__What to do__: Show every line below where "know" can be found.

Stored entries
'''

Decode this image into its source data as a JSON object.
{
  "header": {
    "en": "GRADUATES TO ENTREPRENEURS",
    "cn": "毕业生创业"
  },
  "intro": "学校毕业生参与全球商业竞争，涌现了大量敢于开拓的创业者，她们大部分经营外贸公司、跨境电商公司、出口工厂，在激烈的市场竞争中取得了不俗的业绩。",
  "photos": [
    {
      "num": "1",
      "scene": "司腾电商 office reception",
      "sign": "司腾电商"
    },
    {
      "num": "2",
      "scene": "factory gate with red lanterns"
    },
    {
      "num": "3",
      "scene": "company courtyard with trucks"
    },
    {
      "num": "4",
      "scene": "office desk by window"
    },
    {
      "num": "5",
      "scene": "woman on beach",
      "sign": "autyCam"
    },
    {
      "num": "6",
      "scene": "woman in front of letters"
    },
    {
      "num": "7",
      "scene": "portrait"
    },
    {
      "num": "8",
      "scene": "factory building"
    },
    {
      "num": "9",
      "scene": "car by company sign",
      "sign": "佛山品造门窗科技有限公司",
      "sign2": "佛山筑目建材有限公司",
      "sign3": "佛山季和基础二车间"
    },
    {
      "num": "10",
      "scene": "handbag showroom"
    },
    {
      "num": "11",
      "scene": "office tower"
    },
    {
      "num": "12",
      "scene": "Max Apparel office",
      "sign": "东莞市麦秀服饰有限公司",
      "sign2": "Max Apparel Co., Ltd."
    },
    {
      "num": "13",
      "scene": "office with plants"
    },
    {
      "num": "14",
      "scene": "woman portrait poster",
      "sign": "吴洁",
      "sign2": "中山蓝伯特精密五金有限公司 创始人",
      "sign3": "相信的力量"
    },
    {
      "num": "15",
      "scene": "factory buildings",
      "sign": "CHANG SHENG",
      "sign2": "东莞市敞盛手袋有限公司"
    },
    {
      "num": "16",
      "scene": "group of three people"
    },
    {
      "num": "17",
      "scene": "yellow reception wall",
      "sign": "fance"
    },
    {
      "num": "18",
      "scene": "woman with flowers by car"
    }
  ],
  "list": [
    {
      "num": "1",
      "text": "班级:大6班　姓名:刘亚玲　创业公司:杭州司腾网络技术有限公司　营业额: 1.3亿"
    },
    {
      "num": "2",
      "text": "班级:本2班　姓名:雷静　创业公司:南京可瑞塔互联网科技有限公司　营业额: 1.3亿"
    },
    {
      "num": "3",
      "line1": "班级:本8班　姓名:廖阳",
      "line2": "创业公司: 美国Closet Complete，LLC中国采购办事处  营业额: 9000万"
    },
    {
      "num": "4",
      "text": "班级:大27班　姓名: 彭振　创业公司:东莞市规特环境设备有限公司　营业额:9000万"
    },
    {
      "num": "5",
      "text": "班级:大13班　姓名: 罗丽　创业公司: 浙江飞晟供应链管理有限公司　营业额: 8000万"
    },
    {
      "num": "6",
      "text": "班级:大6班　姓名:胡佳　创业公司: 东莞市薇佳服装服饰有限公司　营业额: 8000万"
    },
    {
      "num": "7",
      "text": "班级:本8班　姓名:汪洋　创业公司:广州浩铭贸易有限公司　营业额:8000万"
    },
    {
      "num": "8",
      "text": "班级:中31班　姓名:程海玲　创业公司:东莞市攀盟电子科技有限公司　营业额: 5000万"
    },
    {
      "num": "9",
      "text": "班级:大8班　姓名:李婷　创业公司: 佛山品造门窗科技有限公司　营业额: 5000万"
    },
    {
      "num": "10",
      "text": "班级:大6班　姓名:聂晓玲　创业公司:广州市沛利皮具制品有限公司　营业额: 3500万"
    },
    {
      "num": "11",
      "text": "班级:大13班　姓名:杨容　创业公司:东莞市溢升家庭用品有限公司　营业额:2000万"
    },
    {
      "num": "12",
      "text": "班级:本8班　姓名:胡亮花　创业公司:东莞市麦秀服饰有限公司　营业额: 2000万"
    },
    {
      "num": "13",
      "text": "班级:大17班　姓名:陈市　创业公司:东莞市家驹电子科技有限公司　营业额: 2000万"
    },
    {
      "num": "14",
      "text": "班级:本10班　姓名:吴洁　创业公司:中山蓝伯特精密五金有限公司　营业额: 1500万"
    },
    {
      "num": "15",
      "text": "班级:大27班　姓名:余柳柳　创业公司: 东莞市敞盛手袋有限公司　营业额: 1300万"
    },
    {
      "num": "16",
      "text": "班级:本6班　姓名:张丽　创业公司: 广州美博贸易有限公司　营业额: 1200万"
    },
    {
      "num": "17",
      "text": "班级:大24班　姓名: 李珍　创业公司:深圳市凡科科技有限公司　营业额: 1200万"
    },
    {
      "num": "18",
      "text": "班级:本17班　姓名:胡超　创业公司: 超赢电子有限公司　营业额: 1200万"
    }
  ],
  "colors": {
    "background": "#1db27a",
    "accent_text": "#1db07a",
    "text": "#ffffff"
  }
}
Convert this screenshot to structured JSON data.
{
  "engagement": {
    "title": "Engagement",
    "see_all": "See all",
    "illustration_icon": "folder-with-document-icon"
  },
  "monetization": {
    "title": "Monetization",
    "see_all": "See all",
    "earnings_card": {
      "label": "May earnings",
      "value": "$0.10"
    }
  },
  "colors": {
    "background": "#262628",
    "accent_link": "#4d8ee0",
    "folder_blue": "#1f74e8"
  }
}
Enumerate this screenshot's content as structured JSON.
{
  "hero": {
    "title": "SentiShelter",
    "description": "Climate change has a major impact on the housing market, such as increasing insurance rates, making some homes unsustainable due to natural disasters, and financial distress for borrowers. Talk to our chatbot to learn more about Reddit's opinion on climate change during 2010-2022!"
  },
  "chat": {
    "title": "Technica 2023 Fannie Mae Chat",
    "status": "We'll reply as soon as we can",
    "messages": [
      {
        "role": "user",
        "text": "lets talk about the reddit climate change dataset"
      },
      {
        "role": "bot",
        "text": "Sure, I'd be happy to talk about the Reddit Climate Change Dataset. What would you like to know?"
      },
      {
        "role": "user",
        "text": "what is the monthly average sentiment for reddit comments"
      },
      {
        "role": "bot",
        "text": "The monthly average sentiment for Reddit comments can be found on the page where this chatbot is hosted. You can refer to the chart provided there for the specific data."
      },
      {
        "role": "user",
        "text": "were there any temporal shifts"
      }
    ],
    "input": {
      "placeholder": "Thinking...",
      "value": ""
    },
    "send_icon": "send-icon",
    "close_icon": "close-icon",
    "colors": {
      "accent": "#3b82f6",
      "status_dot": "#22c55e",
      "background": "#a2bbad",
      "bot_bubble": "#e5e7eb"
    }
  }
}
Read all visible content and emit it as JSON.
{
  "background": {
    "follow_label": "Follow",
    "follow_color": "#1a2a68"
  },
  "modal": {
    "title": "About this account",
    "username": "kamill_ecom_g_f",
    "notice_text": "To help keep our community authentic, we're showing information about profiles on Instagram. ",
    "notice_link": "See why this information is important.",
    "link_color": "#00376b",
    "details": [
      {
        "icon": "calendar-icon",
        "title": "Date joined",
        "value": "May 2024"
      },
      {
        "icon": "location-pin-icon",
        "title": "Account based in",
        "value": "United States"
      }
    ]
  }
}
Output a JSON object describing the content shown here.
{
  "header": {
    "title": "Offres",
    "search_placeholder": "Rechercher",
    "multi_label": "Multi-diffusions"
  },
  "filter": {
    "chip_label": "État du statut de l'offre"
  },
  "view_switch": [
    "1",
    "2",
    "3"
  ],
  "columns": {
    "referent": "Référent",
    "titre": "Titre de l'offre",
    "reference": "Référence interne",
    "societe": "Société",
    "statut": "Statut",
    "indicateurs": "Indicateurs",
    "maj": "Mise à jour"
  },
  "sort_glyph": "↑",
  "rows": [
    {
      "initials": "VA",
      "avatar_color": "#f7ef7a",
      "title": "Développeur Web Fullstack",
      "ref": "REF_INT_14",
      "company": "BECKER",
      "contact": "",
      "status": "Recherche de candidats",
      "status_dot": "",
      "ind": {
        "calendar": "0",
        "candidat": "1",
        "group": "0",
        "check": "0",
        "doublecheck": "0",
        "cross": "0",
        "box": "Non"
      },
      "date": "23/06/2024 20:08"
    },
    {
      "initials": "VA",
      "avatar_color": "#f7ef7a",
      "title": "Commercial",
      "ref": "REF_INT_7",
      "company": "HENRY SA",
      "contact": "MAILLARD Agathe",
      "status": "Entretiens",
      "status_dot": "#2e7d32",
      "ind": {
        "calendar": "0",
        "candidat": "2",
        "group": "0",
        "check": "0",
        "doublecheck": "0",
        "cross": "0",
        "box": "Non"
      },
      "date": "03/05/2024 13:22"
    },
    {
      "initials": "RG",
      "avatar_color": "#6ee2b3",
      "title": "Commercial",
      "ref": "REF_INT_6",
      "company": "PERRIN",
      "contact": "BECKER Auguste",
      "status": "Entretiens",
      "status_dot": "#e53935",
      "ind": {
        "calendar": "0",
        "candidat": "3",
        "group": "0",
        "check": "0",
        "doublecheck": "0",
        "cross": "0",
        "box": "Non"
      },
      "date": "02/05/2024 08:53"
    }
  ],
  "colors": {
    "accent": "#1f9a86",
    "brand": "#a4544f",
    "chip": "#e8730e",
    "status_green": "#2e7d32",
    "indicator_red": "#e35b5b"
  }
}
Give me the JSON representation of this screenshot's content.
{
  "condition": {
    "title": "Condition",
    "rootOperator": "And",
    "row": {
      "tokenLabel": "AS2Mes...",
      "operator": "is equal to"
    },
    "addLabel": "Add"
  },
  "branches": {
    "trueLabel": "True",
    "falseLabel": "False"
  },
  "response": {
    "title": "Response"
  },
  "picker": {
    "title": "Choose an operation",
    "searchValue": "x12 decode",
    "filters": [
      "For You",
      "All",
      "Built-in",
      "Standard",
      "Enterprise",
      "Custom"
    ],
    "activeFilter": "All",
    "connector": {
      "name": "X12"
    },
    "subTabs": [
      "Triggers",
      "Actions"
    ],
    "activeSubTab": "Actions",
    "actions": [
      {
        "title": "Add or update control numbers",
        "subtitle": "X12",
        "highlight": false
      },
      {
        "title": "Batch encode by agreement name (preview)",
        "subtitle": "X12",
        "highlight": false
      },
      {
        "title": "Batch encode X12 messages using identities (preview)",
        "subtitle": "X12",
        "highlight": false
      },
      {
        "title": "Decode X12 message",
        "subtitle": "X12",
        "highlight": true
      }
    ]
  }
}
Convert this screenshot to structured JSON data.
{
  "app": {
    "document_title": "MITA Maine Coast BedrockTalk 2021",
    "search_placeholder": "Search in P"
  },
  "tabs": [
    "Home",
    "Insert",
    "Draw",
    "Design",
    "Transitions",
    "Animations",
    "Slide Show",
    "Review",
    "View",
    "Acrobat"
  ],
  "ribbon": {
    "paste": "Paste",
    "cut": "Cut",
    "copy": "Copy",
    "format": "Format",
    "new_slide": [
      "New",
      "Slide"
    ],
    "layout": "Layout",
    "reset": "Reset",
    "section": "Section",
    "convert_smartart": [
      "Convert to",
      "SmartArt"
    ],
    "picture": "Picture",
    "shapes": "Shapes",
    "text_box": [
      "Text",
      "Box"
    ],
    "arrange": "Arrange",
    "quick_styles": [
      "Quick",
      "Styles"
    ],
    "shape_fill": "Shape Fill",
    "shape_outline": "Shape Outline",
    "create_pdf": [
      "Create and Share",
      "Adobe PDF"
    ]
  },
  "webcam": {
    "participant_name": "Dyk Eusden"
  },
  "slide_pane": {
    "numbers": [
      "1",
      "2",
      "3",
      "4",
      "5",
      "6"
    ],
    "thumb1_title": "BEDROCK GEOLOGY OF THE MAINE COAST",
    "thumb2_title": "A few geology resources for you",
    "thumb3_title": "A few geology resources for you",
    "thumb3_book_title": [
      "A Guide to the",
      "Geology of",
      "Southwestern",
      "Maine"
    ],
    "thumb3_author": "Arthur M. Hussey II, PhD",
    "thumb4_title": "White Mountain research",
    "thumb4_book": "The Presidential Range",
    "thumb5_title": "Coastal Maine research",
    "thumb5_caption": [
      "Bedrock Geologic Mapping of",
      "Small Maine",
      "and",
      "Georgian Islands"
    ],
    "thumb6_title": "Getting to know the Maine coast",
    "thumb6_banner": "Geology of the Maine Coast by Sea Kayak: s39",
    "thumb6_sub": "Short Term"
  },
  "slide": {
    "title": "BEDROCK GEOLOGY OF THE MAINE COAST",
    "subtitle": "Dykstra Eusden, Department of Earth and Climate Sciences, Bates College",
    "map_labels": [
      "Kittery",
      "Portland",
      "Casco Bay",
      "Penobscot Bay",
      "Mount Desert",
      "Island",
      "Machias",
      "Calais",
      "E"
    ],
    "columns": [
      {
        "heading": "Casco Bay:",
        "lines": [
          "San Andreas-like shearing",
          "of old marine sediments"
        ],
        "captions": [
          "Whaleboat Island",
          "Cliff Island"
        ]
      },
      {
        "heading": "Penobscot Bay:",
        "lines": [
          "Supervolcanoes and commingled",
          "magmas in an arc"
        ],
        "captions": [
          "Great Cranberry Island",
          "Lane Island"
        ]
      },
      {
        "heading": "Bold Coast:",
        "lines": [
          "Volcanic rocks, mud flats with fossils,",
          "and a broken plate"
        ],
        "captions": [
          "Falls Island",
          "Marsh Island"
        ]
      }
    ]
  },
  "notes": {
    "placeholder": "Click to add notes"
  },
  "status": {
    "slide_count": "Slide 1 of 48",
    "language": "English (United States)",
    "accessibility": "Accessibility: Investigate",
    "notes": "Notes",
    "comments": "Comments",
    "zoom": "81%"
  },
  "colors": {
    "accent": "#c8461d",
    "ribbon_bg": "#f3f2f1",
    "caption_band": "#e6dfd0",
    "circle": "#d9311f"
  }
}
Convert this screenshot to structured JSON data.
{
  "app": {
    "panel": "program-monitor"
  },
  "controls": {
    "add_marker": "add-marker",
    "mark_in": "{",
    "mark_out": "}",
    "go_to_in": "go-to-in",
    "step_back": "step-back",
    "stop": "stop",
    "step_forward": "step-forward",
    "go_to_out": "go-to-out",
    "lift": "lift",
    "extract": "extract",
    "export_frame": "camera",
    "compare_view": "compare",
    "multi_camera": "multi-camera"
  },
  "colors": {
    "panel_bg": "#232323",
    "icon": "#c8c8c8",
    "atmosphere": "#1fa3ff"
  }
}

'''

__Written reply__:
        "text": "Sure, I'd be happy to talk about the Reddit Climate Change Dataset. What would you like to know?"
    "thumb6_title": "Getting to know the Maine coast",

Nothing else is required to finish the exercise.